## start Records supplied
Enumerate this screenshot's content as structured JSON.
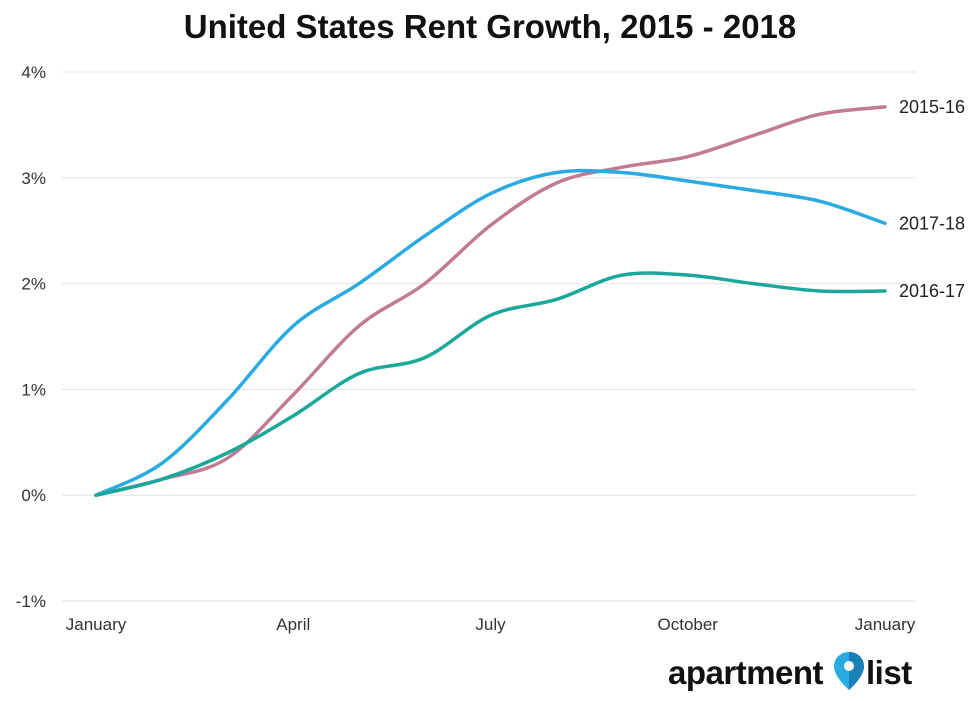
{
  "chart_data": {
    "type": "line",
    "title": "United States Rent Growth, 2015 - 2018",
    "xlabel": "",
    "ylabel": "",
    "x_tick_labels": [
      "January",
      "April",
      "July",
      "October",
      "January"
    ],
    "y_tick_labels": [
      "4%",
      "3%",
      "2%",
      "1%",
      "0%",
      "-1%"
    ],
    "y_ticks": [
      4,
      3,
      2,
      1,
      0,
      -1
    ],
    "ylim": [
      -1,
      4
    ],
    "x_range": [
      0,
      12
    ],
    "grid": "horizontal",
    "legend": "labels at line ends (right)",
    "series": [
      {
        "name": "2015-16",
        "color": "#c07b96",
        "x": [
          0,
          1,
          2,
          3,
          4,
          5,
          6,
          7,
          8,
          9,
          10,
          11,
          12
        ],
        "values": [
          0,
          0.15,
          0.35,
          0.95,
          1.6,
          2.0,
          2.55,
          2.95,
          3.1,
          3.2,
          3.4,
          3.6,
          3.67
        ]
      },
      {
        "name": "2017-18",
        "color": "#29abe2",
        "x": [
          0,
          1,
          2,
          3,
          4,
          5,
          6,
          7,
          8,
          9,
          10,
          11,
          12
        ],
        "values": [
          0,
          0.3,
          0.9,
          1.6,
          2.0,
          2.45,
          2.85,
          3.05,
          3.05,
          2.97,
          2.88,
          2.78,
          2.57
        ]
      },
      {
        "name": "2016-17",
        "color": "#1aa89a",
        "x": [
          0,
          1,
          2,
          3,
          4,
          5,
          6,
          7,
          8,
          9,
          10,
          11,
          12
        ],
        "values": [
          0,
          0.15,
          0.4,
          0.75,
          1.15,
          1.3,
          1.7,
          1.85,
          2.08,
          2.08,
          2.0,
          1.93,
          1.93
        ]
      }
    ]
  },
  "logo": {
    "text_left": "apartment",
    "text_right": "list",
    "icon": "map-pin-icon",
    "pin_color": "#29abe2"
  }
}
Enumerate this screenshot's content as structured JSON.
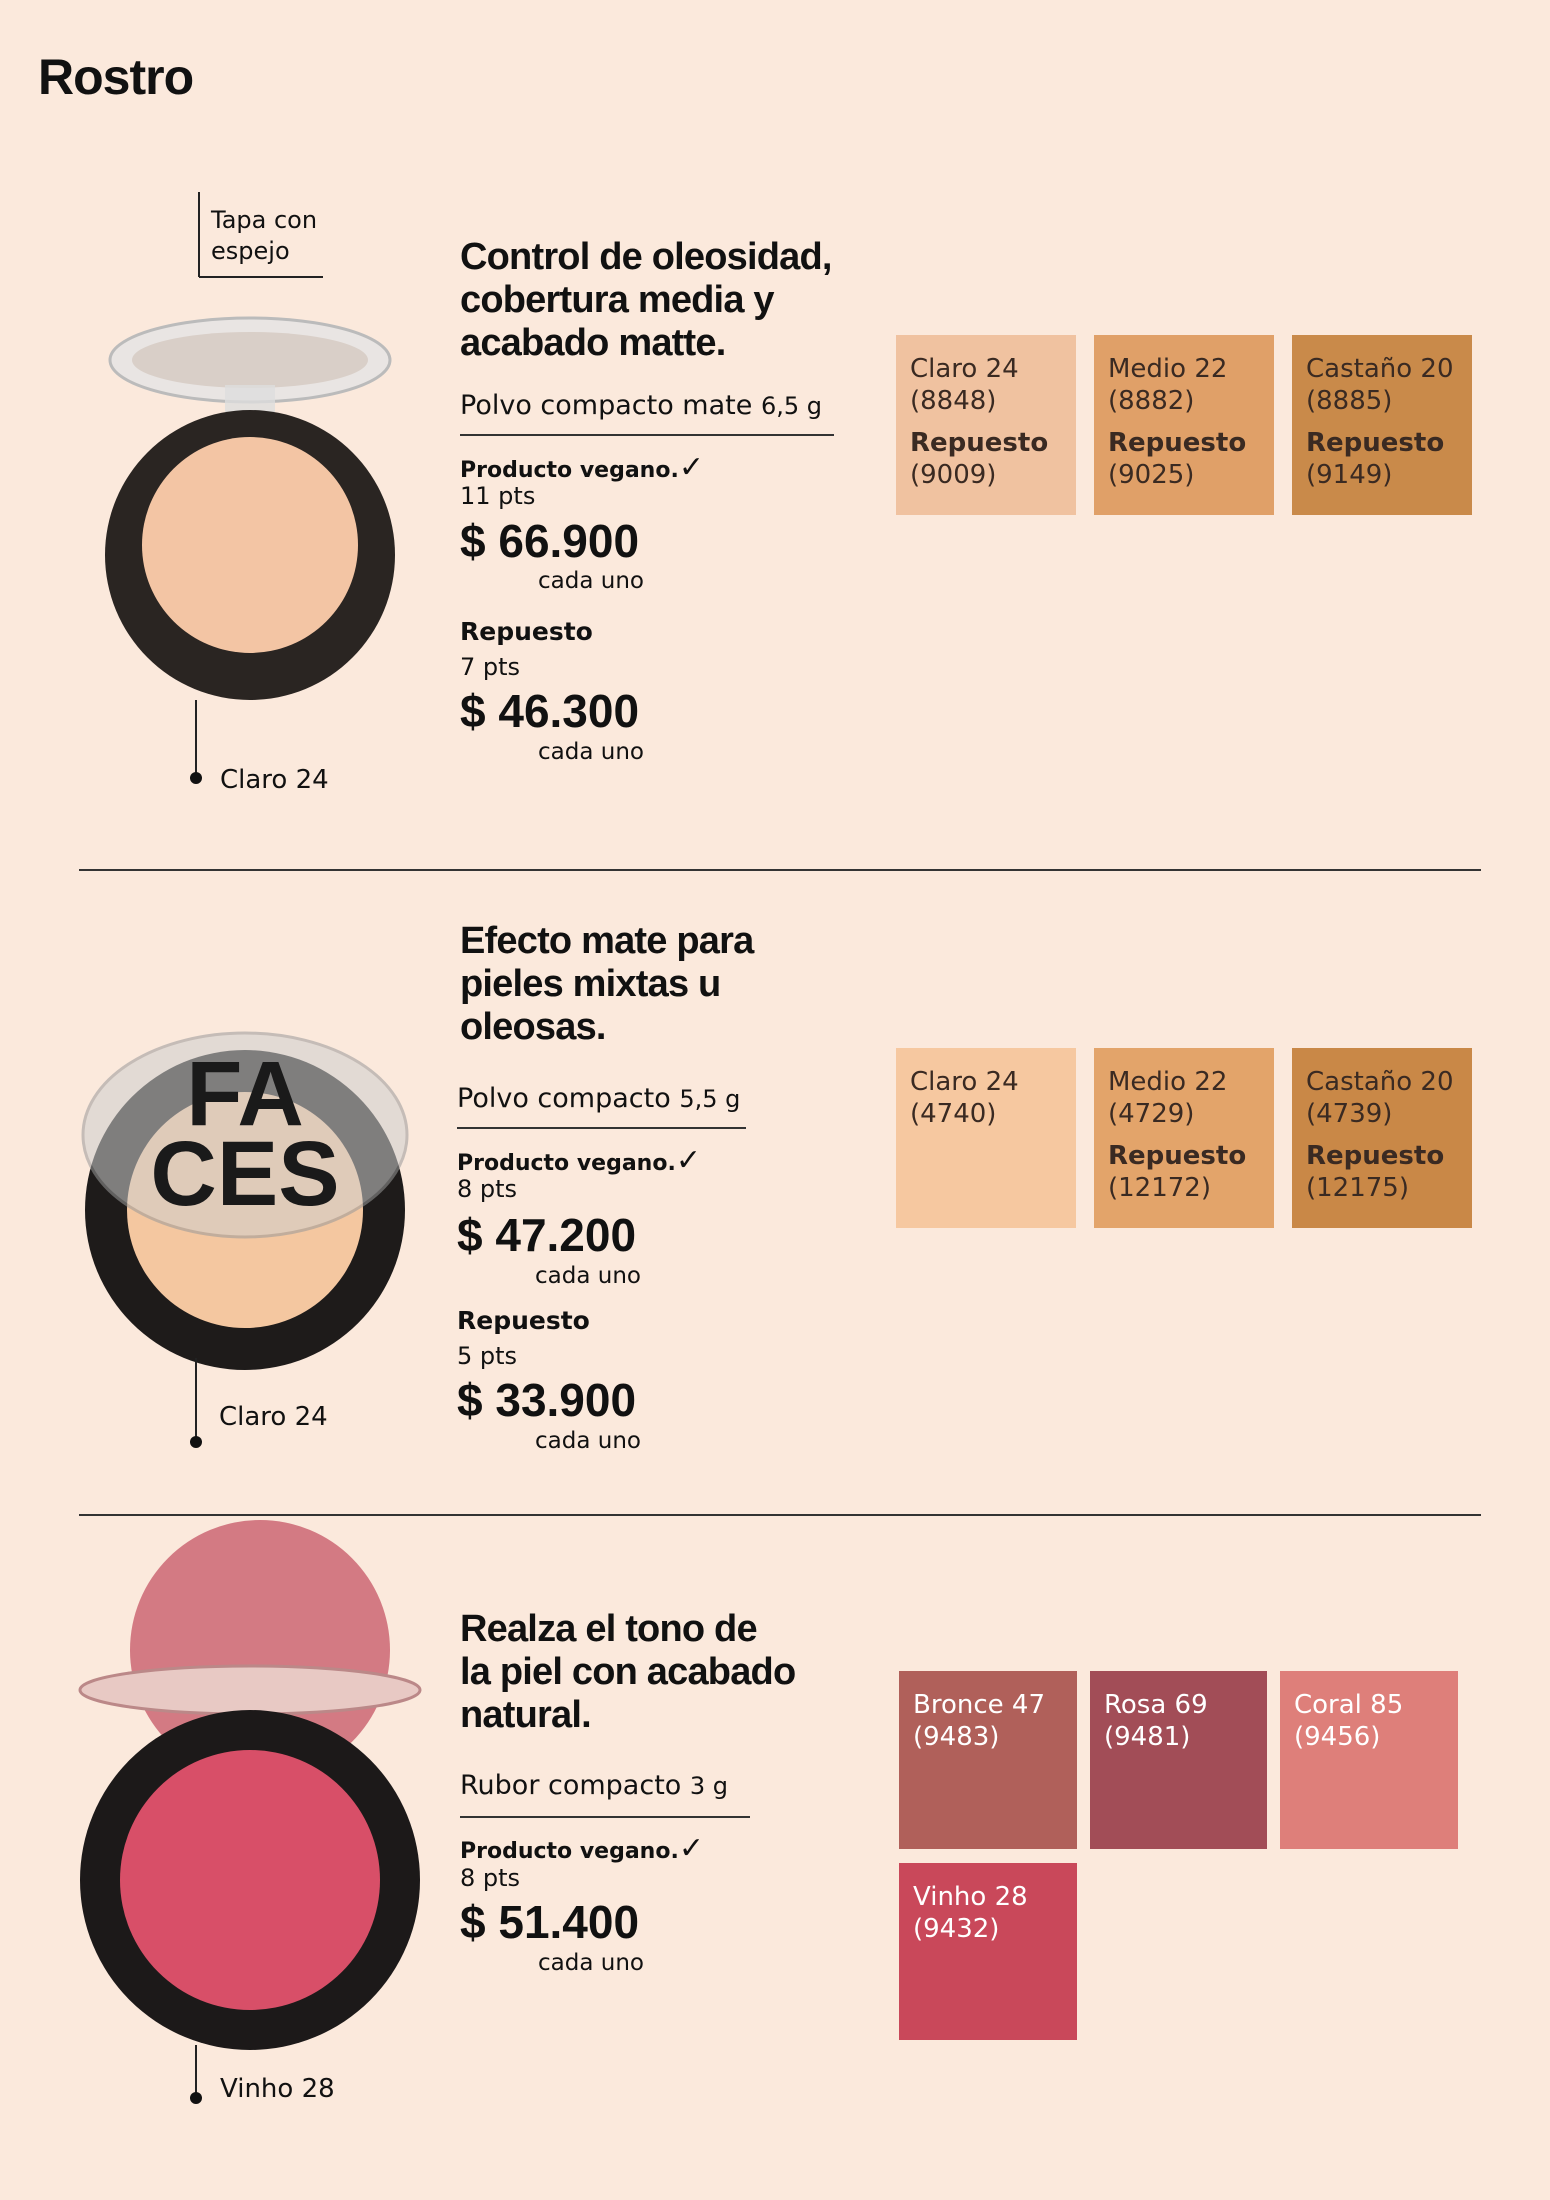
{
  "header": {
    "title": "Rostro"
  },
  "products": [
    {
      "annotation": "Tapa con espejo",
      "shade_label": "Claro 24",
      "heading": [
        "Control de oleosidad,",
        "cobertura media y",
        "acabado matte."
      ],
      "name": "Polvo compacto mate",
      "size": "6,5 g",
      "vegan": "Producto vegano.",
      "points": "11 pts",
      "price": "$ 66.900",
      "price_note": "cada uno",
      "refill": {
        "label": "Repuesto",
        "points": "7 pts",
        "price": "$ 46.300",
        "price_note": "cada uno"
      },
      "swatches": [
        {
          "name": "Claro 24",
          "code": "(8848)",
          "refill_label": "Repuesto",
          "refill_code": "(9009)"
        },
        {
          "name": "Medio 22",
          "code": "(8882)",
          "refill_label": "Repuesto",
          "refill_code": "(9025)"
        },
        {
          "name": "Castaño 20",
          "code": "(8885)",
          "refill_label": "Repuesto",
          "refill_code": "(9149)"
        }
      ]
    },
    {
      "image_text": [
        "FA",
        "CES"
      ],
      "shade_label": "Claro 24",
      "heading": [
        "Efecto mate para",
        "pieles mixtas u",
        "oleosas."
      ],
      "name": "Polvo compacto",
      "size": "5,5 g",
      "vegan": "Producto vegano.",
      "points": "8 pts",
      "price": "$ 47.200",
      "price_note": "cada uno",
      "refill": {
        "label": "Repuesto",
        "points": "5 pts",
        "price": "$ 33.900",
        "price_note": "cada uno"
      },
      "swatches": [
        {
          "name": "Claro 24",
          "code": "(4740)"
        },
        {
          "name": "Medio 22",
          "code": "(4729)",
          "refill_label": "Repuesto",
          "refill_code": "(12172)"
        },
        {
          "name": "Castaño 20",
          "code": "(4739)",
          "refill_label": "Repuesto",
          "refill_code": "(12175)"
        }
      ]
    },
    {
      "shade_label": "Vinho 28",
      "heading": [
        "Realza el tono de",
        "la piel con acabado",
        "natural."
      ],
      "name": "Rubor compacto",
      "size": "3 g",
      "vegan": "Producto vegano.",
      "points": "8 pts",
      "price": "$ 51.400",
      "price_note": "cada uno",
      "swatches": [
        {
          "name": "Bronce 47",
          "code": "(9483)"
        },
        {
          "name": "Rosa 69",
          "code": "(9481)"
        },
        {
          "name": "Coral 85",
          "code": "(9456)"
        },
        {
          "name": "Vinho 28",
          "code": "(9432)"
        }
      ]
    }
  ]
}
## end Records supplied
Task details -> Reproduce every record above exactly, omitting the pictures.

Result for this exercise ->
Enumerate this screenshot's content as structured JSON.
{
  "chart_data": {
    "type": "line",
    "title": "United States Rent Growth, 2015 - 2018",
    "xlabel": "",
    "ylabel": "",
    "x_tick_labels": [
      "January",
      "April",
      "July",
      "October",
      "January"
    ],
    "y_tick_labels": [
      "4%",
      "3%",
      "2%",
      "1%",
      "0%",
      "-1%"
    ],
    "y_ticks": [
      4,
      3,
      2,
      1,
      0,
      -1
    ],
    "ylim": [
      -1,
      4
    ],
    "x_range": [
      0,
      12
    ],
    "grid": "horizontal",
    "legend": "labels at line ends (right)",
    "series": [
      {
        "name": "2015-16",
        "color": "#c07b96",
        "x": [
          0,
          1,
          2,
          3,
          4,
          5,
          6,
          7,
          8,
          9,
          10,
          11,
          12
        ],
        "values": [
          0,
          0.15,
          0.35,
          0.95,
          1.6,
          2.0,
          2.55,
          2.95,
          3.1,
          3.2,
          3.4,
          3.6,
          3.67
        ]
      },
      {
        "name": "2017-18",
        "color": "#29abe2",
        "x": [
          0,
          1,
          2,
          3,
          4,
          5,
          6,
          7,
          8,
          9,
          10,
          11,
          12
        ],
        "values": [
          0,
          0.3,
          0.9,
          1.6,
          2.0,
          2.45,
          2.85,
          3.05,
          3.05,
          2.97,
          2.88,
          2.78,
          2.57
        ]
      },
      {
        "name": "2016-17",
        "color": "#1aa89a",
        "x": [
          0,
          1,
          2,
          3,
          4,
          5,
          6,
          7,
          8,
          9,
          10,
          11,
          12
        ],
        "values": [
          0,
          0.15,
          0.4,
          0.75,
          1.15,
          1.3,
          1.7,
          1.85,
          2.08,
          2.08,
          2.0,
          1.93,
          1.93
        ]
      }
    ]
  },
  "logo": {
    "text_left": "apartment",
    "text_right": "list",
    "icon": "map-pin-icon",
    "pin_color": "#29abe2"
  }
}
Enumerate this screenshot's content as structured JSON.
{
  "header": {
    "title": "Rostro"
  },
  "products": [
    {
      "annotation": "Tapa con espejo",
      "shade_label": "Claro 24",
      "heading": [
        "Control de oleosidad,",
        "cobertura media y",
        "acabado matte."
      ],
      "name": "Polvo compacto mate",
      "size": "6,5 g",
      "vegan": "Producto vegano.",
      "points": "11 pts",
      "price": "$ 66.900",
      "price_note": "cada uno",
      "refill": {
        "label": "Repuesto",
        "points": "7 pts",
        "price": "$ 46.300",
        "price_note": "cada uno"
      },
      "swatches": [
        {
          "name": "Claro 24",
          "code": "(8848)",
          "refill_label": "Repuesto",
          "refill_code": "(9009)"
        },
        {
          "name": "Medio 22",
          "code": "(8882)",
          "refill_label": "Repuesto",
          "refill_code": "(9025)"
        },
        {
          "name": "Castaño 20",
          "code": "(8885)",
          "refill_label": "Repuesto",
          "refill_code": "(9149)"
        }
      ]
    },
    {
      "image_text": [
        "FA",
        "CES"
      ],
      "shade_label": "Claro 24",
      "heading": [
        "Efecto mate para",
        "pieles mixtas u",
        "oleosas."
      ],
      "name": "Polvo compacto",
      "size": "5,5 g",
      "vegan": "Producto vegano.",
      "points": "8 pts",
      "price": "$ 47.200",
      "price_note": "cada uno",
      "refill": {
        "label": "Repuesto",
        "points": "5 pts",
        "price": "$ 33.900",
        "price_note": "cada uno"
      },
      "swatches": [
        {
          "name": "Claro 24",
          "code": "(4740)"
        },
        {
          "name": "Medio 22",
          "code": "(4729)",
          "refill_label": "Repuesto",
          "refill_code": "(12172)"
        },
        {
          "name": "Castaño 20",
          "code": "(4739)",
          "refill_label": "Repuesto",
          "refill_code": "(12175)"
        }
      ]
    },
    {
      "shade_label": "Vinho 28",
      "heading": [
        "Realza el tono de",
        "la piel con acabado",
        "natural."
      ],
      "name": "Rubor compacto",
      "size": "3 g",
      "vegan": "Producto vegano.",
      "points": "8 pts",
      "price": "$ 51.400",
      "price_note": "cada uno",
      "swatches": [
        {
          "name": "Bronce 47",
          "code": "(9483)"
        },
        {
          "name": "Rosa 69",
          "code": "(9481)"
        },
        {
          "name": "Coral 85",
          "code": "(9456)"
        },
        {
          "name": "Vinho 28",
          "code": "(9432)"
        }
      ]
    }
  ]
}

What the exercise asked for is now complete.